**Requirements**:
Transcribe the records below exactly as they appear, omitting any pictures.
☆ ☆ ☆ ☆ ☆
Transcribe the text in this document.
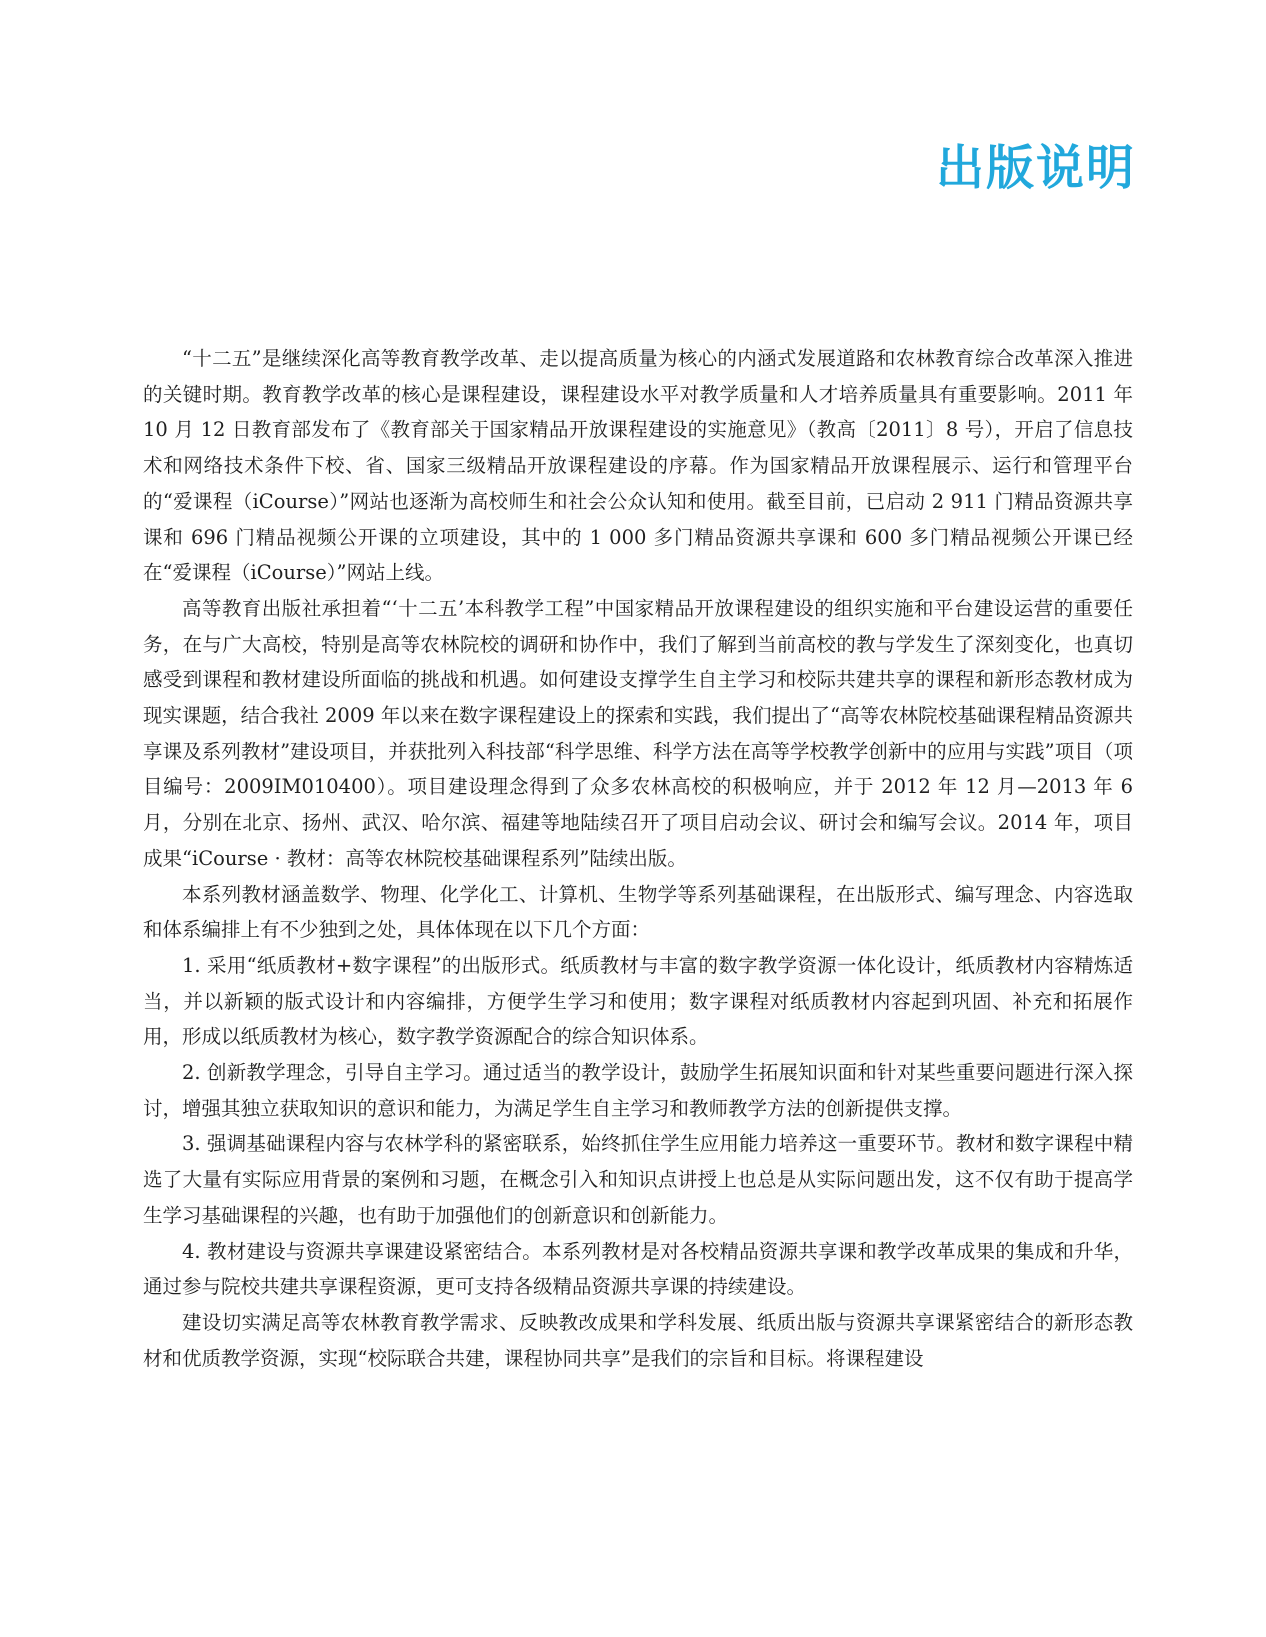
出版说明

“十二五”是继续深化高等教育教学改革、走以提高质量为核心的内涵式发展道路和农林教育综合改革深入推进的关键时期。教育教学改革的核心是课程建设，课程建设水平对教学质量和人才培养质量具有重要影响。2011 年 10 月 12 日教育部发布了《教育部关于国家精品开放课程建设的实施意见》（教高〔2011〕8 号），开启了信息技术和网络技术条件下校、省、国家三级精品开放课程建设的序幕。作为国家精品开放课程展示、运行和管理平台的“爱课程（iCourse）”网站也逐渐为高校师生和社会公众认知和使用。截至目前，已启动 2 911 门精品资源共享课和 696 门精品视频公开课的立项建设，其中的 1 000 多门精品资源共享课和 600 多门精品视频公开课已经在“爱课程（iCourse）”网站上线。

高等教育出版社承担着“‘十二五’本科教学工程”中国家精品开放课程建设的组织实施和平台建设运营的重要任务，在与广大高校，特别是高等农林院校的调研和协作中，我们了解到当前高校的教与学发生了深刻变化，也真切感受到课程和教材建设所面临的挑战和机遇。如何建设支撑学生自主学习和校际共建共享的课程和新形态教材成为现实课题，结合我社 2009 年以来在数字课程建设上的探索和实践，我们提出了“高等农林院校基础课程精品资源共享课及系列教材”建设项目，并获批列入科技部“科学思维、科学方法在高等学校教学创新中的应用与实践”项目（项目编号：2009IM010400）。项目建设理念得到了众多农林高校的积极响应，并于 2012 年 12 月—2013 年 6 月，分别在北京、扬州、武汉、哈尔滨、福建等地陆续召开了项目启动会议、研讨会和编写会议。2014 年，项目成果“iCourse · 教材：高等农林院校基础课程系列”陆续出版。

本系列教材涵盖数学、物理、化学化工、计算机、生物学等系列基础课程，在出版形式、编写理念、内容选取和体系编排上有不少独到之处，具体体现在以下几个方面：

1. 采用“纸质教材+数字课程”的出版形式。纸质教材与丰富的数字教学资源一体化设计，纸质教材内容精炼适当，并以新颖的版式设计和内容编排，方便学生学习和使用；数字课程对纸质教材内容起到巩固、补充和拓展作用，形成以纸质教材为核心，数字教学资源配合的综合知识体系。

2. 创新教学理念，引导自主学习。通过适当的教学设计，鼓励学生拓展知识面和针对某些重要问题进行深入探讨，增强其独立获取知识的意识和能力，为满足学生自主学习和教师教学方法的创新提供支撑。

3. 强调基础课程内容与农林学科的紧密联系，始终抓住学生应用能力培养这一重要环节。教材和数字课程中精选了大量有实际应用背景的案例和习题，在概念引入和知识点讲授上也总是从实际问题出发，这不仅有助于提高学生学习基础课程的兴趣，也有助于加强他们的创新意识和创新能力。

4. 教材建设与资源共享课建设紧密结合。本系列教材是对各校精品资源共享课和教学改革成果的集成和升华，通过参与院校共建共享课程资源，更可支持各级精品资源共享课的持续建设。

建设切实满足高等农林教育教学需求、反映教改成果和学科发展、纸质出版与资源共享课紧密结合的新形态教材和优质教学资源，实现“校际联合共建，课程协同共享”是我们的宗旨和目标。将课程建设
☆ ☆ ☆ ☆ ☆
**Finished task**:
Transcribe the text in this document.
出版说明

“十二五”是继续深化高等教育教学改革、走以提高质量为核心的内涵式发展道路和农林教育综合改革深入推进的关键时期。教育教学改革的核心是课程建设，课程建设水平对教学质量和人才培养质量具有重要影响。2011 年 10 月 12 日教育部发布了《教育部关于国家精品开放课程建设的实施意见》（教高〔2011〕8 号），开启了信息技术和网络技术条件下校、省、国家三级精品开放课程建设的序幕。作为国家精品开放课程展示、运行和管理平台的“爱课程（iCourse）”网站也逐渐为高校师生和社会公众认知和使用。截至目前，已启动 2 911 门精品资源共享课和 696 门精品视频公开课的立项建设，其中的 1 000 多门精品资源共享课和 600 多门精品视频公开课已经在“爱课程（iCourse）”网站上线。

高等教育出版社承担着“‘十二五’本科教学工程”中国家精品开放课程建设的组织实施和平台建设运营的重要任务，在与广大高校，特别是高等农林院校的调研和协作中，我们了解到当前高校的教与学发生了深刻变化，也真切感受到课程和教材建设所面临的挑战和机遇。如何建设支撑学生自主学习和校际共建共享的课程和新形态教材成为现实课题，结合我社 2009 年以来在数字课程建设上的探索和实践，我们提出了“高等农林院校基础课程精品资源共享课及系列教材”建设项目，并获批列入科技部“科学思维、科学方法在高等学校教学创新中的应用与实践”项目（项目编号：2009IM010400）。项目建设理念得到了众多农林高校的积极响应，并于 2012 年 12 月—2013 年 6 月，分别在北京、扬州、武汉、哈尔滨、福建等地陆续召开了项目启动会议、研讨会和编写会议。2014 年，项目成果“iCourse · 教材：高等农林院校基础课程系列”陆续出版。

本系列教材涵盖数学、物理、化学化工、计算机、生物学等系列基础课程，在出版形式、编写理念、内容选取和体系编排上有不少独到之处，具体体现在以下几个方面：

1. 采用“纸质教材+数字课程”的出版形式。纸质教材与丰富的数字教学资源一体化设计，纸质教材内容精炼适当，并以新颖的版式设计和内容编排，方便学生学习和使用；数字课程对纸质教材内容起到巩固、补充和拓展作用，形成以纸质教材为核心，数字教学资源配合的综合知识体系。

2. 创新教学理念，引导自主学习。通过适当的教学设计，鼓励学生拓展知识面和针对某些重要问题进行深入探讨，增强其独立获取知识的意识和能力，为满足学生自主学习和教师教学方法的创新提供支撑。

3. 强调基础课程内容与农林学科的紧密联系，始终抓住学生应用能力培养这一重要环节。教材和数字课程中精选了大量有实际应用背景的案例和习题，在概念引入和知识点讲授上也总是从实际问题出发，这不仅有助于提高学生学习基础课程的兴趣，也有助于加强他们的创新意识和创新能力。

4. 教材建设与资源共享课建设紧密结合。本系列教材是对各校精品资源共享课和教学改革成果的集成和升华，通过参与院校共建共享课程资源，更可支持各级精品资源共享课的持续建设。

建设切实满足高等农林教育教学需求、反映教改成果和学科发展、纸质出版与资源共享课紧密结合的新形态教材和优质教学资源，实现“校际联合共建，课程协同共享”是我们的宗旨和目标。将课程建设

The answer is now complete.